Search the listing below for the word "turmeric" and return each line that contains it.
[Opening MATERIAL PROVIDED section]
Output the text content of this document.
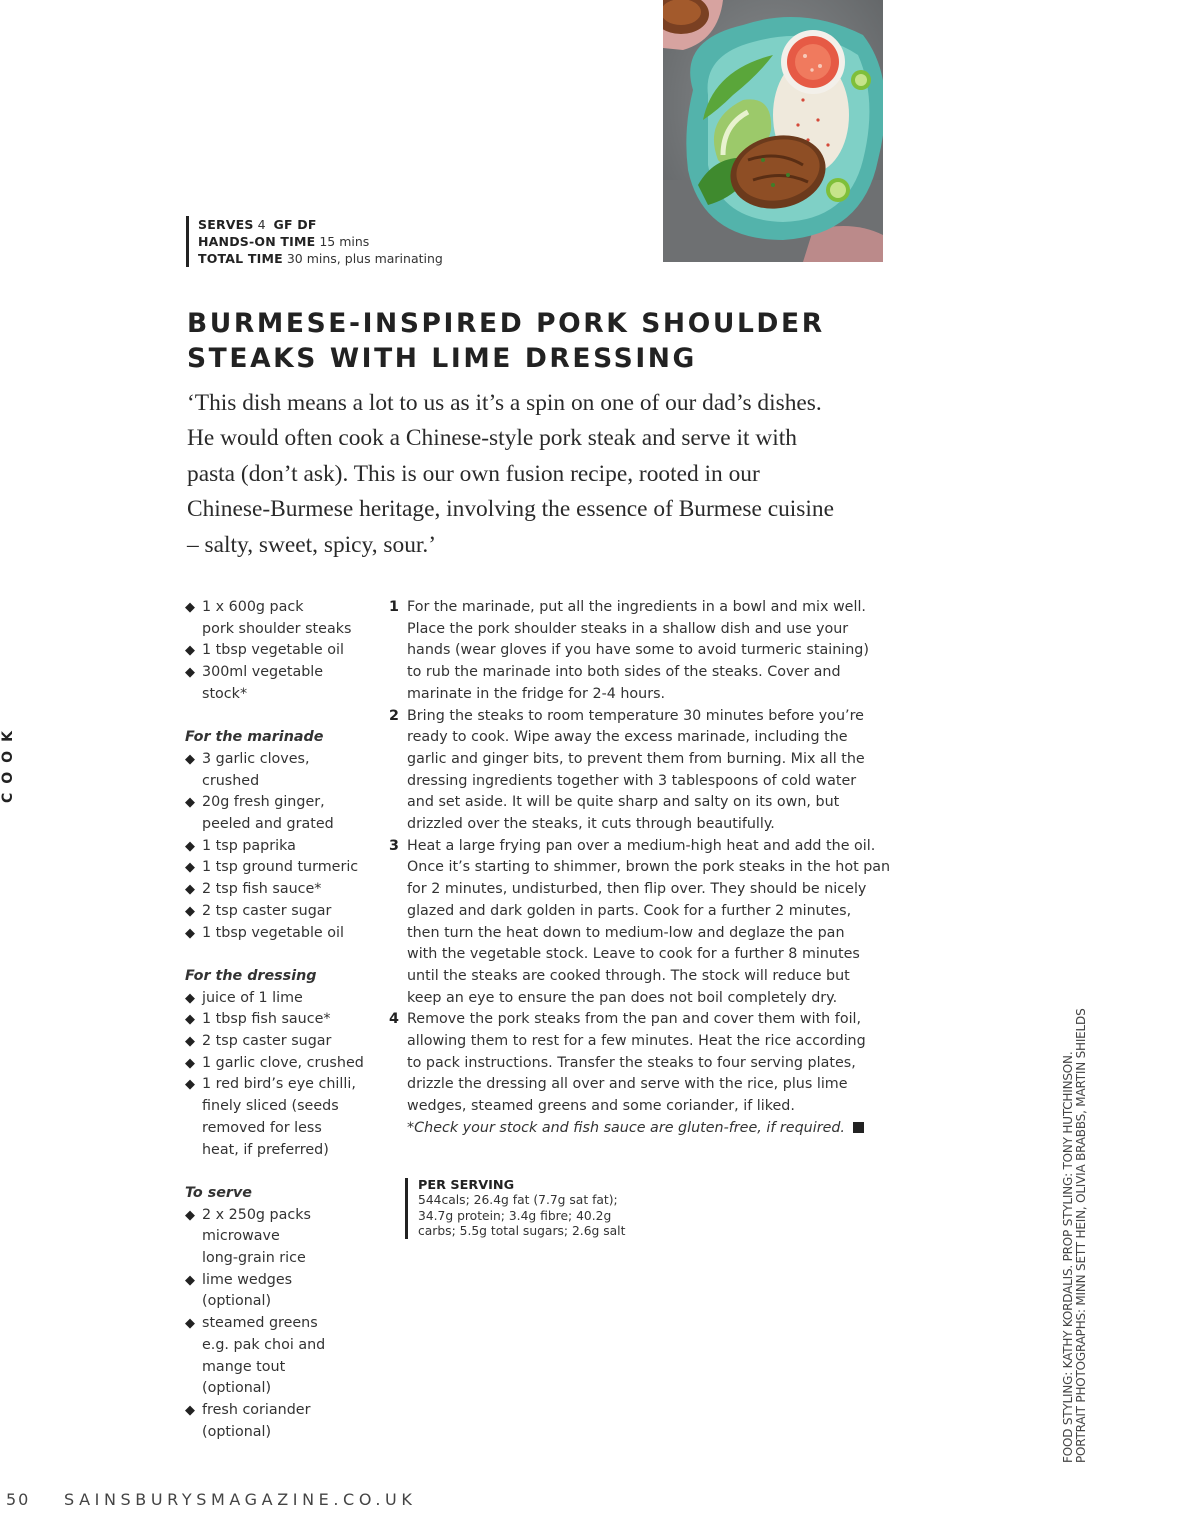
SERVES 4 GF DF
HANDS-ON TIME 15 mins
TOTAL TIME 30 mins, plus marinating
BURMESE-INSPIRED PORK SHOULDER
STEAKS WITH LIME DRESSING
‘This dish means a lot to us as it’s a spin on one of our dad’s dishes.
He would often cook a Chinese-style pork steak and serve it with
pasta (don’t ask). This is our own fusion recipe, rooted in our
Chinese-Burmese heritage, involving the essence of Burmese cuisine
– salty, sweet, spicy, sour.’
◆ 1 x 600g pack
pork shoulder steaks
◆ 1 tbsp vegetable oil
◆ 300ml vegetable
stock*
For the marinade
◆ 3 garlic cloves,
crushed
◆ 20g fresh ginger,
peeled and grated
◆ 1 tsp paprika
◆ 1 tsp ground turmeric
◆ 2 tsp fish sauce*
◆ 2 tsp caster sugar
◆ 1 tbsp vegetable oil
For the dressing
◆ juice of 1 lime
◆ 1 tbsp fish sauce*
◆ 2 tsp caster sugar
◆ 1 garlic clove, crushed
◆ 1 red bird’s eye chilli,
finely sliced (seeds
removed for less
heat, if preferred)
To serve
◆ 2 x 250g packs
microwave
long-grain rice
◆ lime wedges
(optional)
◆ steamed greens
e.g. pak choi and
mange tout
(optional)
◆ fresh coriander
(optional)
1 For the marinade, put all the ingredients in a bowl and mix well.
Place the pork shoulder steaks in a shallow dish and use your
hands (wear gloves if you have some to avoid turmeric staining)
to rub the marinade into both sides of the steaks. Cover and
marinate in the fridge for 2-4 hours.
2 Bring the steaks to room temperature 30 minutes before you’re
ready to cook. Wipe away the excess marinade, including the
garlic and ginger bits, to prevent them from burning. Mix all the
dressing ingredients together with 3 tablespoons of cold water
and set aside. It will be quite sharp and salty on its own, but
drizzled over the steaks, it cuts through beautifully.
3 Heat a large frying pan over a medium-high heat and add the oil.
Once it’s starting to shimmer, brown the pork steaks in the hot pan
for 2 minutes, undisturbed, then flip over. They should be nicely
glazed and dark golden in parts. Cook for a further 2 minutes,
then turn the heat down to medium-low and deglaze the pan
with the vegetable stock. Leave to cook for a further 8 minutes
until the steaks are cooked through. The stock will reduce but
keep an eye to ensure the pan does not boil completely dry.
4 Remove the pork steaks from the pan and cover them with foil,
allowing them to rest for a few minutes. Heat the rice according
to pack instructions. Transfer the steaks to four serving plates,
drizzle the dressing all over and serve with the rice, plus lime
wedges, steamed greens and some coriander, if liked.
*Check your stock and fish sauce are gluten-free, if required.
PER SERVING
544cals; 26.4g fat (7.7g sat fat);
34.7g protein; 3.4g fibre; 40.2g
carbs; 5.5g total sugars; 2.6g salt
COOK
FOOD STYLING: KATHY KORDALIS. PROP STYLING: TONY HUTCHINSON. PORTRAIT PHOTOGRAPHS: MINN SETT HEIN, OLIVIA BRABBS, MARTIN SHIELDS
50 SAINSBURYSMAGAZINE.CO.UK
[Closing MATERIAL PROVIDED section]
[Opening MATERIAL PROVIDED section]
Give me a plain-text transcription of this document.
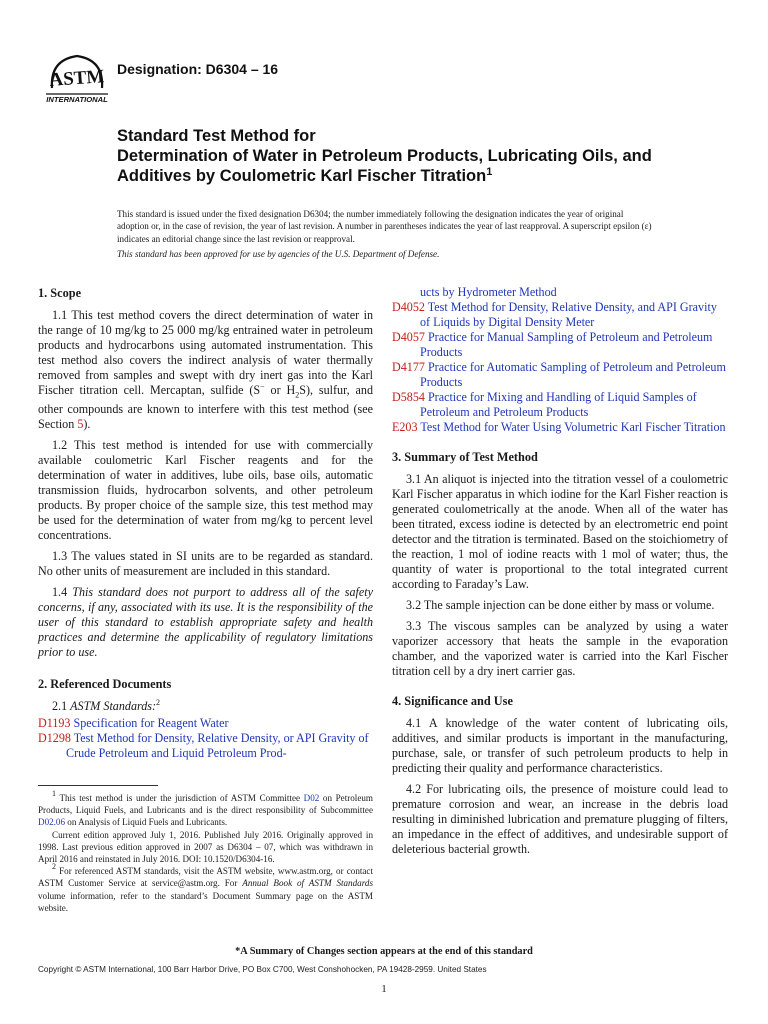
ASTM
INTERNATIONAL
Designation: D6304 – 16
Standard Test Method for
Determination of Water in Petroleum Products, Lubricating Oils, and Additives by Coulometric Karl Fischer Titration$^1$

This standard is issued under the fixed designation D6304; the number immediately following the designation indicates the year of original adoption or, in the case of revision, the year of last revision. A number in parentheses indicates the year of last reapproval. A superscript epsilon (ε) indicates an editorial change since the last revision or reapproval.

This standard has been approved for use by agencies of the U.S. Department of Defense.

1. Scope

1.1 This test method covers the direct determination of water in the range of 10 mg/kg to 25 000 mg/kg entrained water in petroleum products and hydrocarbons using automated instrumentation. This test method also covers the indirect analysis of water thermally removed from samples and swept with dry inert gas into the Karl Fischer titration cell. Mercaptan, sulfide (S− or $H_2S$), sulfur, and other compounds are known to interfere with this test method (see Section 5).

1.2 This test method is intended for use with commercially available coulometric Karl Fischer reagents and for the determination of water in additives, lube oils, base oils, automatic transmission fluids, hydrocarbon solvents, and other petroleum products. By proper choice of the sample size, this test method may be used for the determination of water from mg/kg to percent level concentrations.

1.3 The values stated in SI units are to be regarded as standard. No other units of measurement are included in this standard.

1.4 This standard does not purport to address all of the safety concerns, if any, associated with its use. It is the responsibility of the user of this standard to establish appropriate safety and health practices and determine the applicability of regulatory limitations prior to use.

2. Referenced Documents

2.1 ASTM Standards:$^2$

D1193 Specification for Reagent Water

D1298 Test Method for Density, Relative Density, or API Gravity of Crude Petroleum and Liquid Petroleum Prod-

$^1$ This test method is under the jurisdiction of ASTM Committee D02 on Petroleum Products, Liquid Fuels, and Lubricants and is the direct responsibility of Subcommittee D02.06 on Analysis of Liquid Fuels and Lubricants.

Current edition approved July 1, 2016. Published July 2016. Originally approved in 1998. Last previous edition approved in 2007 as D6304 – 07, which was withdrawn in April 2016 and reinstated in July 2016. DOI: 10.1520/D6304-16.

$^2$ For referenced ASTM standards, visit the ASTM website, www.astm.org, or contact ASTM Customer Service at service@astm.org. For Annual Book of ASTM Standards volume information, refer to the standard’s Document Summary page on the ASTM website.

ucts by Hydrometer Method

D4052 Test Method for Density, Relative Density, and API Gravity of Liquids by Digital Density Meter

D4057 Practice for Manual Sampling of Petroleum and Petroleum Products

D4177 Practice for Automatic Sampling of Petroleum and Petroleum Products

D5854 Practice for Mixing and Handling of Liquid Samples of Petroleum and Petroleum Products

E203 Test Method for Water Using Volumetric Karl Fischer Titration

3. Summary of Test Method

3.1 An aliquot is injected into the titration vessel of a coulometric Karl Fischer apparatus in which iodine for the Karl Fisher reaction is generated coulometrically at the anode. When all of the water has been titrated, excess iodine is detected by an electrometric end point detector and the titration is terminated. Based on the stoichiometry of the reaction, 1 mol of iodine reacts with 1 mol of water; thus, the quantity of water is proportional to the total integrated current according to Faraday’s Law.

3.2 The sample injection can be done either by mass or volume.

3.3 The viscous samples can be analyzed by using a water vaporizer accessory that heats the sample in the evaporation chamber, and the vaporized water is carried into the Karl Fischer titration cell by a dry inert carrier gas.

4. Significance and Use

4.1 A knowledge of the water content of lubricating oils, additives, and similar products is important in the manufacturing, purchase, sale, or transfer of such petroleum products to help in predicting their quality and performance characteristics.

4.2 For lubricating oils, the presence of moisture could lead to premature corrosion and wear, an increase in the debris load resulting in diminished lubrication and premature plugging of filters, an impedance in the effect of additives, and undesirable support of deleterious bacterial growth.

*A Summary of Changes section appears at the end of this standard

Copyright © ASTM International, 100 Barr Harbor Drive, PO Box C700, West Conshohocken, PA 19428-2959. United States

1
[Closing MATERIAL PROVIDED section]
SOLUTION FOR THIS PROBLEM:
◆ 1 tsp ground turmeric
hands (wear gloves if you have some to avoid turmeric staining)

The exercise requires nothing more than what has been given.